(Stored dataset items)
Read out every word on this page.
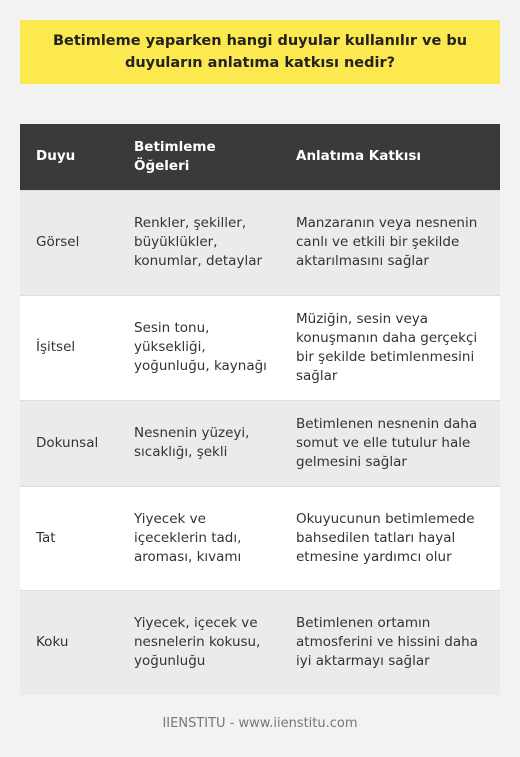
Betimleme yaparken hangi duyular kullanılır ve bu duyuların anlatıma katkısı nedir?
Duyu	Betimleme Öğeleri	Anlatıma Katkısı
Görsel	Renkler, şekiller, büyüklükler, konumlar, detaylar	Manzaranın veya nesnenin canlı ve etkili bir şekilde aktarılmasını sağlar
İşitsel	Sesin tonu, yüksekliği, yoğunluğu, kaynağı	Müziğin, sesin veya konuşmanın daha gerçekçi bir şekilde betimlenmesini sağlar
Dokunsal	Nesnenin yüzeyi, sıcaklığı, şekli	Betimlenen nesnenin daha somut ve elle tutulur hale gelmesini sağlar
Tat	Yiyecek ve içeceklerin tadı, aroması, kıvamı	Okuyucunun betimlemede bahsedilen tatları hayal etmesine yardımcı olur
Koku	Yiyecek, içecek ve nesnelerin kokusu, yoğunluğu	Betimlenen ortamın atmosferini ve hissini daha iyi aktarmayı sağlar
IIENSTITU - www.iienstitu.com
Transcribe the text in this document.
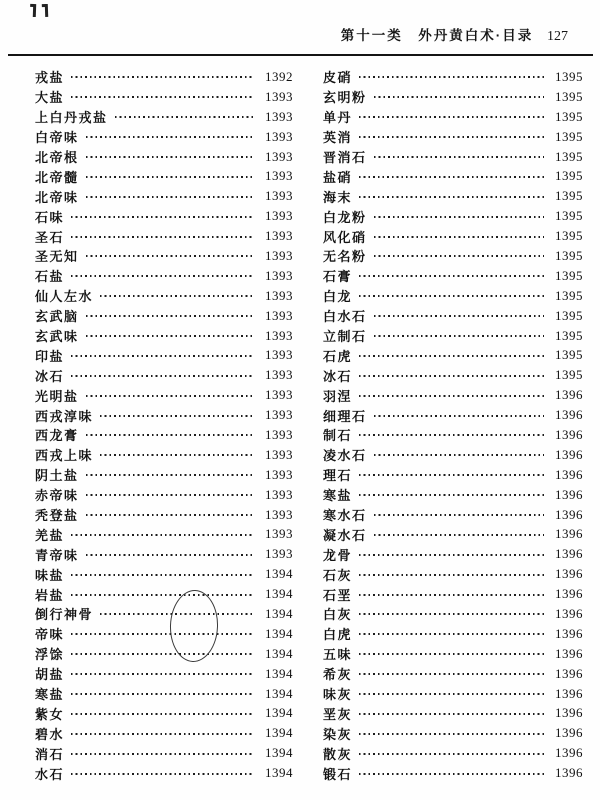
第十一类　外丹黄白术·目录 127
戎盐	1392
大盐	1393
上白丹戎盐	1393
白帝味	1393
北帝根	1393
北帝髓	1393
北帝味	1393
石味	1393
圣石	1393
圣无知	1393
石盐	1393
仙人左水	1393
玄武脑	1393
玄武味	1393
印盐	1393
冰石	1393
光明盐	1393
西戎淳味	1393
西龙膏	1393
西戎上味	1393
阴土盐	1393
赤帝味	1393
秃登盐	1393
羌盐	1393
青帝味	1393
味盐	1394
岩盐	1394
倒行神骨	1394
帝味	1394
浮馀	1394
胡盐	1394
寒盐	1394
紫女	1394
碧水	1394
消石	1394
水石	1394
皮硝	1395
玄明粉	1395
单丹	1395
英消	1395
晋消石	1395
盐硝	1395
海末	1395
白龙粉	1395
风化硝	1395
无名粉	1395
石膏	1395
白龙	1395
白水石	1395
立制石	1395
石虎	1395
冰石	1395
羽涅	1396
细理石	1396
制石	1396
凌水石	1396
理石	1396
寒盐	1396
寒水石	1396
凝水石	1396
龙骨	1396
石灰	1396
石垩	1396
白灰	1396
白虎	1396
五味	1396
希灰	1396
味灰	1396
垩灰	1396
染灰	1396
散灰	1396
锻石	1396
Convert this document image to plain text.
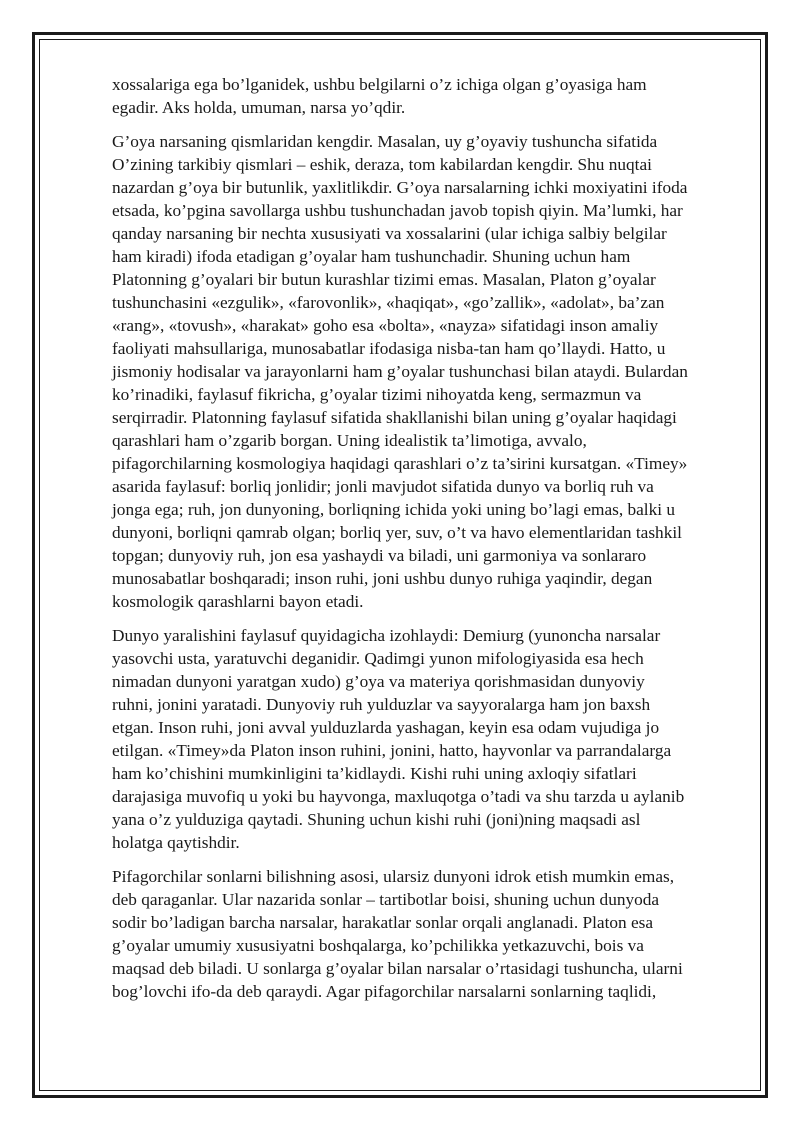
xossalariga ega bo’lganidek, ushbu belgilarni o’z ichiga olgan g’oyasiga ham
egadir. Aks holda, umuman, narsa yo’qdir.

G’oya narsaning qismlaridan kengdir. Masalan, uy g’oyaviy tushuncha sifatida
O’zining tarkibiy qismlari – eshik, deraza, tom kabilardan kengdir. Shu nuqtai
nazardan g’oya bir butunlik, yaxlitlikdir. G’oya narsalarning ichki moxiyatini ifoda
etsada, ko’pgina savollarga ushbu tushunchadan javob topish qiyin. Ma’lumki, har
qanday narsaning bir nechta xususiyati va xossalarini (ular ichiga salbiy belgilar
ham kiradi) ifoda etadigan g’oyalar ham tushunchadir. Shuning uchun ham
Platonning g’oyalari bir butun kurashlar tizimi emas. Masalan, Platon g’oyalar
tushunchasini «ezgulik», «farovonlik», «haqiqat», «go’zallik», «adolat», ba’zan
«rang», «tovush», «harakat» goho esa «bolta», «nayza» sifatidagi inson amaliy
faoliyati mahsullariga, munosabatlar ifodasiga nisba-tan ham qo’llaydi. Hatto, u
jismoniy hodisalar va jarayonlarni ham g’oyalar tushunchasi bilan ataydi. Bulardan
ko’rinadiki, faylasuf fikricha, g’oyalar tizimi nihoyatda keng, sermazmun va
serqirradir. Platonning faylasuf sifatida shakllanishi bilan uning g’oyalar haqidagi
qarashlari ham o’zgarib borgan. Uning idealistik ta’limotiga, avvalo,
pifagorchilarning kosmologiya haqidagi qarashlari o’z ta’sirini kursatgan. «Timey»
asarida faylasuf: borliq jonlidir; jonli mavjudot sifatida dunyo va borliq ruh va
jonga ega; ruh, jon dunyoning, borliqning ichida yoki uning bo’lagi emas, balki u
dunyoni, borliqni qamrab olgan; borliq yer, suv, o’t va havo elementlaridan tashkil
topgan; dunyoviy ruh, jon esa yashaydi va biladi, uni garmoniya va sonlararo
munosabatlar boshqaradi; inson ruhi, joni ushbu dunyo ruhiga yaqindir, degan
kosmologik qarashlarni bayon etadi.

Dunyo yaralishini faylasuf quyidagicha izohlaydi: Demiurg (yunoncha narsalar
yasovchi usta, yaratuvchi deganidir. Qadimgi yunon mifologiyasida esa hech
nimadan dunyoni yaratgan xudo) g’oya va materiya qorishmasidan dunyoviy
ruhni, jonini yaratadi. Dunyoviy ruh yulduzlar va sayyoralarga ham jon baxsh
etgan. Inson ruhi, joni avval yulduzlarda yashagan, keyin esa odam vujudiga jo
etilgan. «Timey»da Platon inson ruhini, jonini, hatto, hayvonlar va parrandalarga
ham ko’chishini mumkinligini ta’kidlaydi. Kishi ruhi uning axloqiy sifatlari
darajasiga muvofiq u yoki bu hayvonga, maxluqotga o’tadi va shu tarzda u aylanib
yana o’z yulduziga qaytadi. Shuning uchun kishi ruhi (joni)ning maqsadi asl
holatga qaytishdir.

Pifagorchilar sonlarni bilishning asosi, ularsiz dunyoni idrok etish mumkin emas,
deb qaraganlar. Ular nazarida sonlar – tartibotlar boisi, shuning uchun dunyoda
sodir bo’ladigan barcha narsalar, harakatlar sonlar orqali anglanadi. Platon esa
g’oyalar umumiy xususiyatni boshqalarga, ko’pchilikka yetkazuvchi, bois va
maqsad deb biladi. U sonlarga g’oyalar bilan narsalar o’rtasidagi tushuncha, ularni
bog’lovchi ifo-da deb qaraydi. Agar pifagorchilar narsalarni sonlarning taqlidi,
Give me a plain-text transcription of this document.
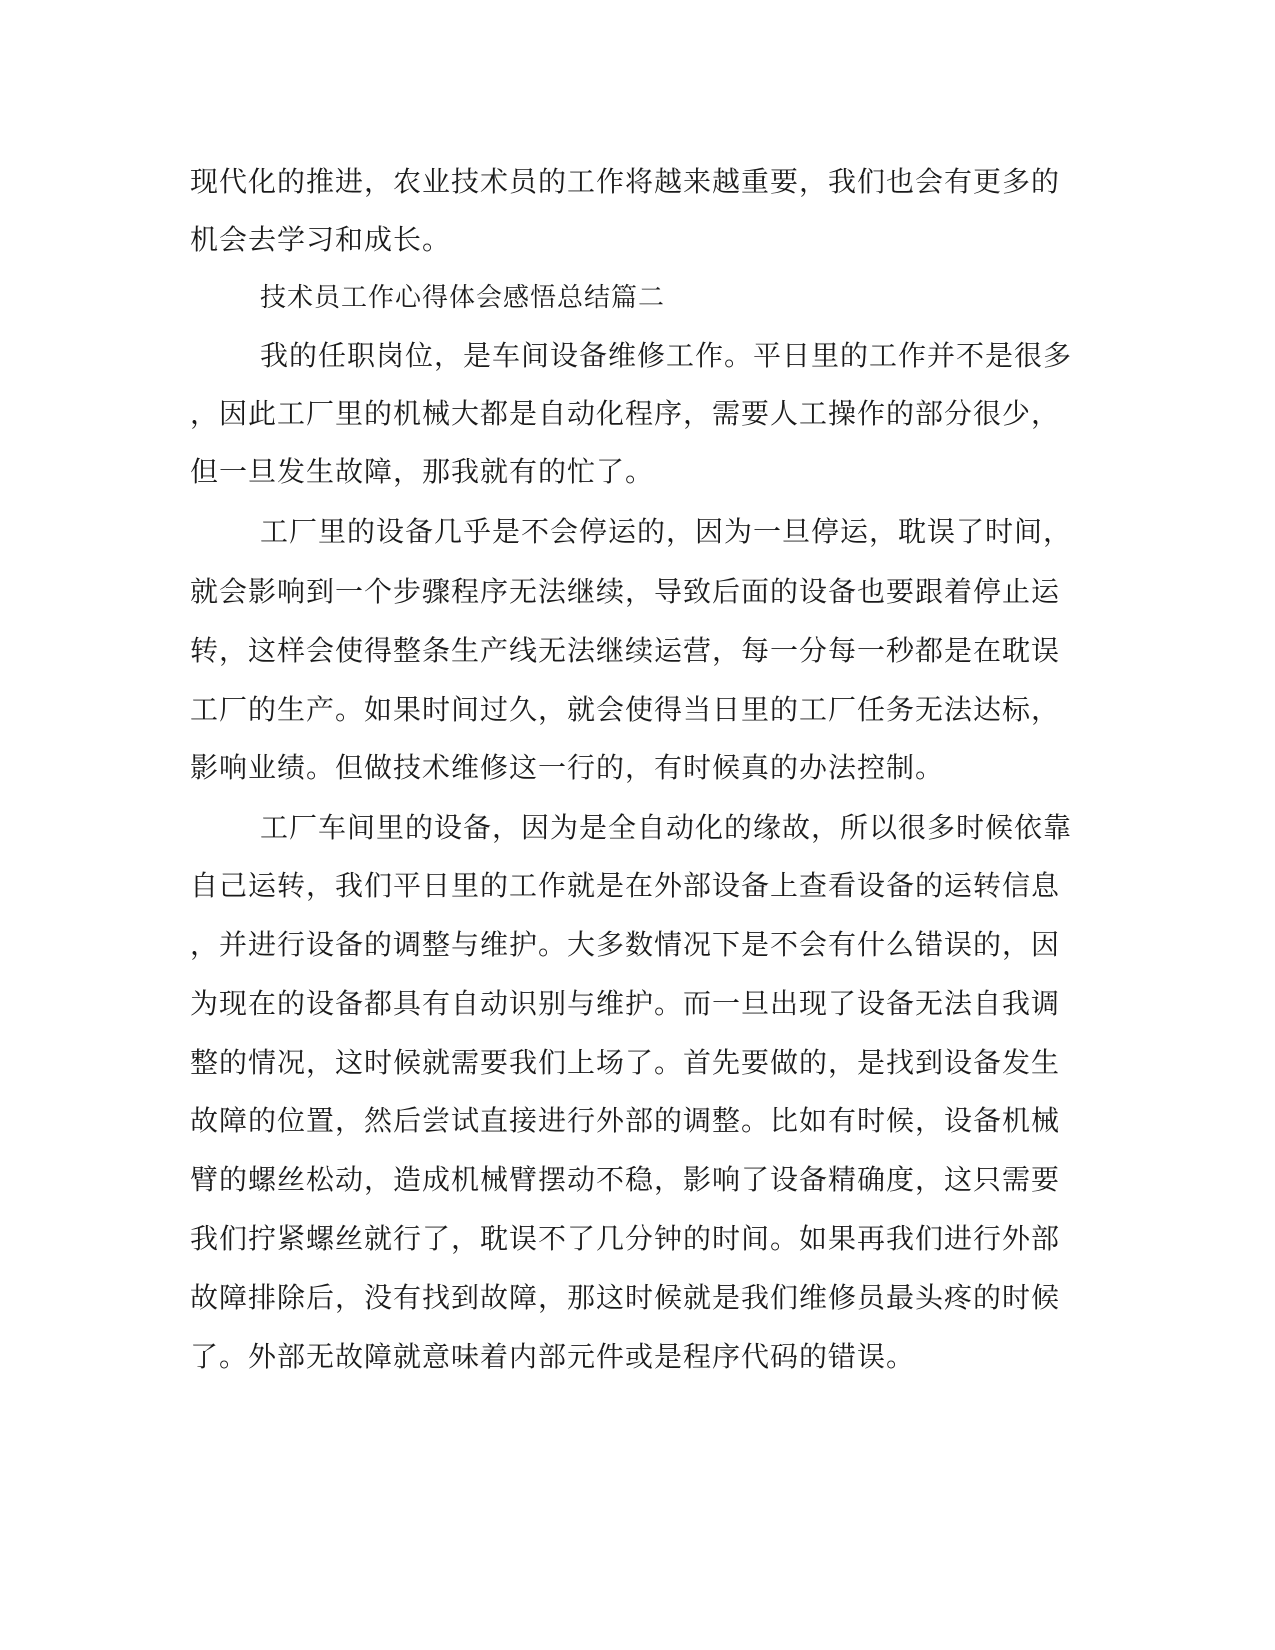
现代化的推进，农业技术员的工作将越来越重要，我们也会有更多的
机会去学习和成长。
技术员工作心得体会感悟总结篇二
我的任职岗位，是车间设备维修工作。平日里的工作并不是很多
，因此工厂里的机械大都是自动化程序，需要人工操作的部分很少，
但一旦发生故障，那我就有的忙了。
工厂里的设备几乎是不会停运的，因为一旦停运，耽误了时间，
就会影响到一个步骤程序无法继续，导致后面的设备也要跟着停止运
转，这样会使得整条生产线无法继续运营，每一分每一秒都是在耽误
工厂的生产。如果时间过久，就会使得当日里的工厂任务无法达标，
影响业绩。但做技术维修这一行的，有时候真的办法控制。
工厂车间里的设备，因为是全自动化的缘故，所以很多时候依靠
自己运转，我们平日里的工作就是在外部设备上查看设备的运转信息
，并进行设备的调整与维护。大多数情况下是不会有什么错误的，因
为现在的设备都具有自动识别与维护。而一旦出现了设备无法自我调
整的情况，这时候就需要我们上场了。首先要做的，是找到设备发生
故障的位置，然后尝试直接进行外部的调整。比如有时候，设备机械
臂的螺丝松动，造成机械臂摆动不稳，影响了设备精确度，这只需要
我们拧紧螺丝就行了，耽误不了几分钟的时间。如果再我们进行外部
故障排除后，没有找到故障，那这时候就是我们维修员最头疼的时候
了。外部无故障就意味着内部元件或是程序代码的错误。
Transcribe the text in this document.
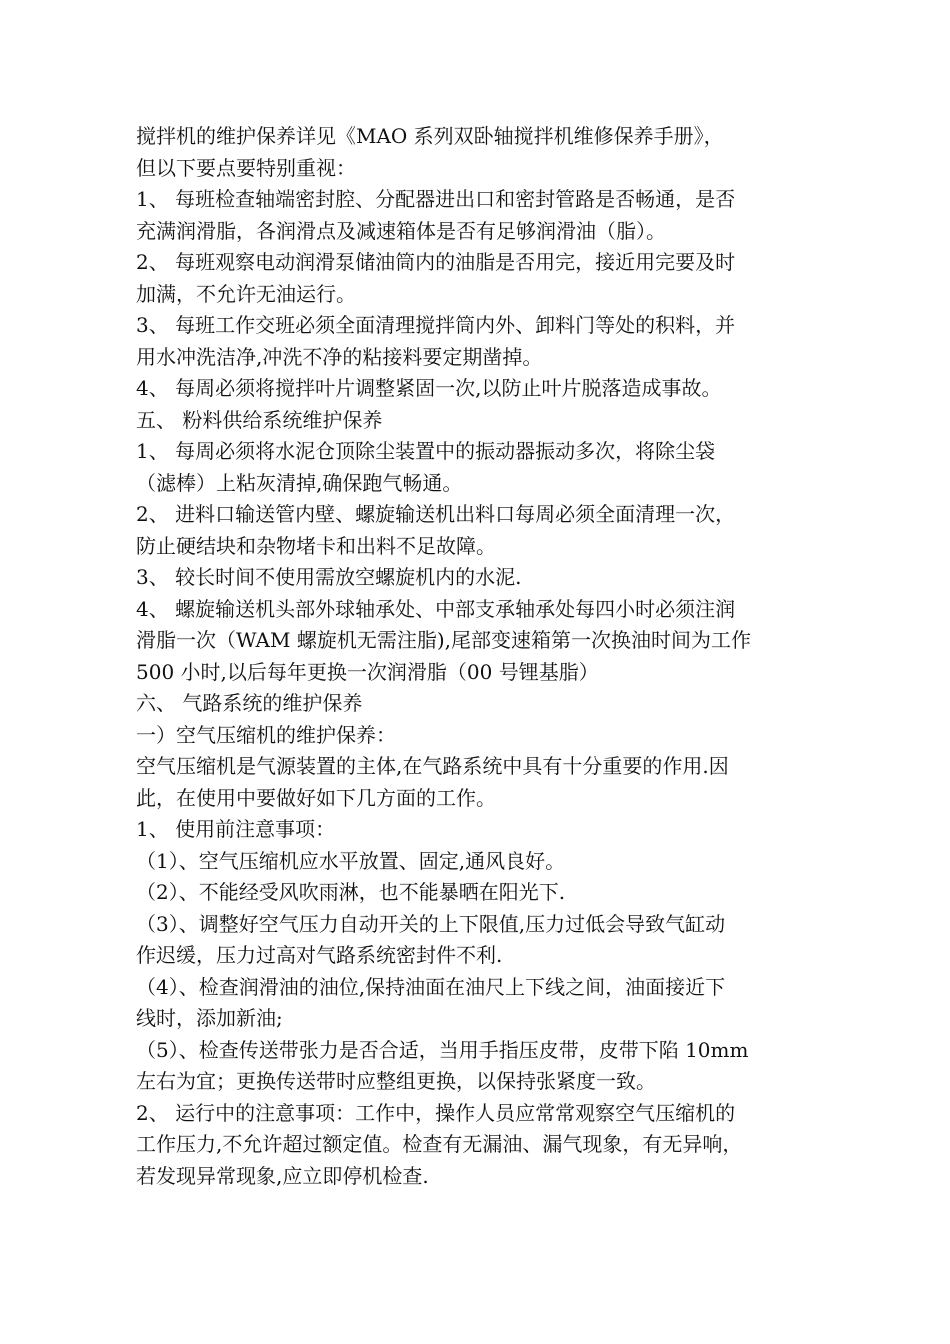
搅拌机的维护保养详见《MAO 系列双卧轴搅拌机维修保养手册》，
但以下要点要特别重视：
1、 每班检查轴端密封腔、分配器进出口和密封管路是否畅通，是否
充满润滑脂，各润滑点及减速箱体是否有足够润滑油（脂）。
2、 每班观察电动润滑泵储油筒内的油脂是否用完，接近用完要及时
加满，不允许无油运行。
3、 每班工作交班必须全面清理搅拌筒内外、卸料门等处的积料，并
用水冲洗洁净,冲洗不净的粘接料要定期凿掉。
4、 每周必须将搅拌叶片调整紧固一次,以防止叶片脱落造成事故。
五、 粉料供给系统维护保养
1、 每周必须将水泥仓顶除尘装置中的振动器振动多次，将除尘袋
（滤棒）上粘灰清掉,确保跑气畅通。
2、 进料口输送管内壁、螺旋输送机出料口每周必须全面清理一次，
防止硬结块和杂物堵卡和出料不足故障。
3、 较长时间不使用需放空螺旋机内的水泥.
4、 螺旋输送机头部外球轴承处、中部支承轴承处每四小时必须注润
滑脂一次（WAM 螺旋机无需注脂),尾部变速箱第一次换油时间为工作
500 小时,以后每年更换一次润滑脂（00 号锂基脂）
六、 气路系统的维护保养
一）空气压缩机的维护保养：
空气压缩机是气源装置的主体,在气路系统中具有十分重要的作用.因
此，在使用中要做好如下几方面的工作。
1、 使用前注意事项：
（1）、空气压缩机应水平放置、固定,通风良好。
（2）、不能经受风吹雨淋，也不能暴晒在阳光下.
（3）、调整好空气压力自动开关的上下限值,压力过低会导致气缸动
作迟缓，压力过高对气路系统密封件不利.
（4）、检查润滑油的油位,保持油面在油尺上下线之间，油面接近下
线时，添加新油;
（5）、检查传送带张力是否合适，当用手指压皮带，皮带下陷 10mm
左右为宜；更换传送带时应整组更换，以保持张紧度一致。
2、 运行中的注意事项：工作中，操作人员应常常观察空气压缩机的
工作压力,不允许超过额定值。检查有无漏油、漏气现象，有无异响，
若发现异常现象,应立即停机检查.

YOUR OBJECTIVE => Search the lines for "Yiyecek". Copy each line that has it.

FINISHED TASK =>
Tat	Yiyecek ve içeceklerin tadı, aroması, kıvamı	Okuyucunun betimlemede bahsedilen tatları hayal etmesine yardımcı olur
Koku	Yiyecek, içecek ve nesnelerin kokusu, yoğunluğu	Betimlenen ortamın atmosferini ve hissini daha iyi aktarmayı sağlar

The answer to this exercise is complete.